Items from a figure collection

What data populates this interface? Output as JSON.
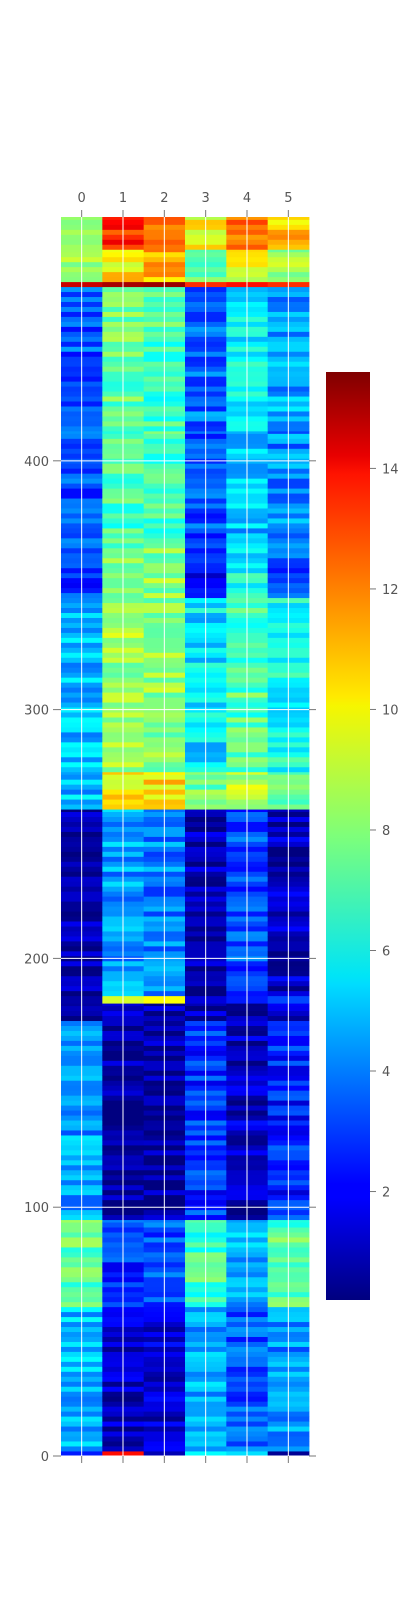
{
  "chart_data": {
    "type": "heatmap",
    "title": "",
    "xlabel": "",
    "ylabel": "",
    "columns": [
      0,
      1,
      2,
      3,
      4,
      5
    ],
    "x_tick_labels": [
      "0",
      "1",
      "2",
      "3",
      "4",
      "5"
    ],
    "y_ticks": [
      0,
      100,
      200,
      300,
      400
    ],
    "y_tick_labels": [
      "0",
      "100",
      "200",
      "300",
      "400"
    ],
    "ylim": [
      0,
      498
    ],
    "colormap": "jet",
    "colorbar": {
      "range": [
        0.2,
        15.6
      ],
      "ticks": [
        2,
        4,
        6,
        8,
        10,
        12,
        14
      ],
      "tick_labels": [
        "2",
        "4",
        "6",
        "8",
        "10",
        "12",
        "14"
      ]
    },
    "grid": true,
    "row_bands": [
      {
        "y0": 0,
        "y1": 2,
        "values": [
          2.5,
          13.5,
          1.0,
          6.0,
          5.5,
          0.5
        ]
      },
      {
        "y0": 2,
        "y1": 60,
        "values": [
          5.0,
          1.3,
          1.4,
          4.6,
          3.4,
          4.2
        ]
      },
      {
        "y0": 60,
        "y1": 95,
        "values": [
          7.4,
          3.0,
          3.2,
          7.0,
          4.6,
          7.2
        ]
      },
      {
        "y0": 95,
        "y1": 175,
        "values": [
          4.5,
          0.6,
          0.6,
          2.8,
          1.2,
          2.6
        ]
      },
      {
        "y0": 175,
        "y1": 182,
        "values": [
          0.8,
          0.7,
          0.7,
          0.8,
          0.8,
          1.6
        ]
      },
      {
        "y0": 182,
        "y1": 185,
        "values": [
          0.8,
          9.2,
          9.8,
          1.6,
          2.5,
          3.2
        ]
      },
      {
        "y0": 185,
        "y1": 260,
        "values": [
          0.8,
          4.5,
          4.0,
          0.9,
          3.3,
          1.2
        ]
      },
      {
        "y0": 260,
        "y1": 275,
        "values": [
          5.0,
          9.8,
          10.2,
          7.6,
          8.6,
          7.6
        ]
      },
      {
        "y0": 275,
        "y1": 345,
        "values": [
          5.0,
          8.4,
          8.2,
          5.6,
          7.2,
          6.2
        ]
      },
      {
        "y0": 345,
        "y1": 365,
        "values": [
          3.0,
          8.4,
          8.0,
          2.2,
          6.0,
          3.2
        ]
      },
      {
        "y0": 365,
        "y1": 412,
        "values": [
          3.4,
          7.0,
          7.0,
          3.2,
          5.0,
          4.2
        ]
      },
      {
        "y0": 412,
        "y1": 470,
        "values": [
          3.4,
          7.6,
          7.0,
          3.8,
          5.8,
          4.6
        ]
      },
      {
        "y0": 470,
        "y1": 472,
        "values": [
          14.5,
          15.0,
          15.2,
          13.0,
          13.5,
          13.0
        ]
      },
      {
        "y0": 472,
        "y1": 485,
        "values": [
          8.0,
          10.0,
          11.0,
          7.6,
          9.4,
          8.6
        ]
      },
      {
        "y0": 485,
        "y1": 498,
        "values": [
          7.6,
          13.2,
          12.4,
          9.8,
          11.8,
          10.6
        ]
      }
    ]
  }
}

WHAT THE TASK REQUIRES
Every entry above needs to be retyped exactly; drop the pictures.

OUTPUT OF THE TASK
What data populates this interface? Output as JSON.
{
  "chart_data": {
    "type": "heatmap",
    "title": "",
    "xlabel": "",
    "ylabel": "",
    "columns": [
      0,
      1,
      2,
      3,
      4,
      5
    ],
    "x_tick_labels": [
      "0",
      "1",
      "2",
      "3",
      "4",
      "5"
    ],
    "y_ticks": [
      0,
      100,
      200,
      300,
      400
    ],
    "y_tick_labels": [
      "0",
      "100",
      "200",
      "300",
      "400"
    ],
    "ylim": [
      0,
      498
    ],
    "colormap": "jet",
    "colorbar": {
      "range": [
        0.2,
        15.6
      ],
      "ticks": [
        2,
        4,
        6,
        8,
        10,
        12,
        14
      ],
      "tick_labels": [
        "2",
        "4",
        "6",
        "8",
        "10",
        "12",
        "14"
      ]
    },
    "grid": true,
    "row_bands": [
      {
        "y0": 0,
        "y1": 2,
        "values": [
          2.5,
          13.5,
          1.0,
          6.0,
          5.5,
          0.5
        ]
      },
      {
        "y0": 2,
        "y1": 60,
        "values": [
          5.0,
          1.3,
          1.4,
          4.6,
          3.4,
          4.2
        ]
      },
      {
        "y0": 60,
        "y1": 95,
        "values": [
          7.4,
          3.0,
          3.2,
          7.0,
          4.6,
          7.2
        ]
      },
      {
        "y0": 95,
        "y1": 175,
        "values": [
          4.5,
          0.6,
          0.6,
          2.8,
          1.2,
          2.6
        ]
      },
      {
        "y0": 175,
        "y1": 182,
        "values": [
          0.8,
          0.7,
          0.7,
          0.8,
          0.8,
          1.6
        ]
      },
      {
        "y0": 182,
        "y1": 185,
        "values": [
          0.8,
          9.2,
          9.8,
          1.6,
          2.5,
          3.2
        ]
      },
      {
        "y0": 185,
        "y1": 260,
        "values": [
          0.8,
          4.5,
          4.0,
          0.9,
          3.3,
          1.2
        ]
      },
      {
        "y0": 260,
        "y1": 275,
        "values": [
          5.0,
          9.8,
          10.2,
          7.6,
          8.6,
          7.6
        ]
      },
      {
        "y0": 275,
        "y1": 345,
        "values": [
          5.0,
          8.4,
          8.2,
          5.6,
          7.2,
          6.2
        ]
      },
      {
        "y0": 345,
        "y1": 365,
        "values": [
          3.0,
          8.4,
          8.0,
          2.2,
          6.0,
          3.2
        ]
      },
      {
        "y0": 365,
        "y1": 412,
        "values": [
          3.4,
          7.0,
          7.0,
          3.2,
          5.0,
          4.2
        ]
      },
      {
        "y0": 412,
        "y1": 470,
        "values": [
          3.4,
          7.6,
          7.0,
          3.8,
          5.8,
          4.6
        ]
      },
      {
        "y0": 470,
        "y1": 472,
        "values": [
          14.5,
          15.0,
          15.2,
          13.0,
          13.5,
          13.0
        ]
      },
      {
        "y0": 472,
        "y1": 485,
        "values": [
          8.0,
          10.0,
          11.0,
          7.6,
          9.4,
          8.6
        ]
      },
      {
        "y0": 485,
        "y1": 498,
        "values": [
          7.6,
          13.2,
          12.4,
          9.8,
          11.8,
          10.6
        ]
      }
    ]
  }
}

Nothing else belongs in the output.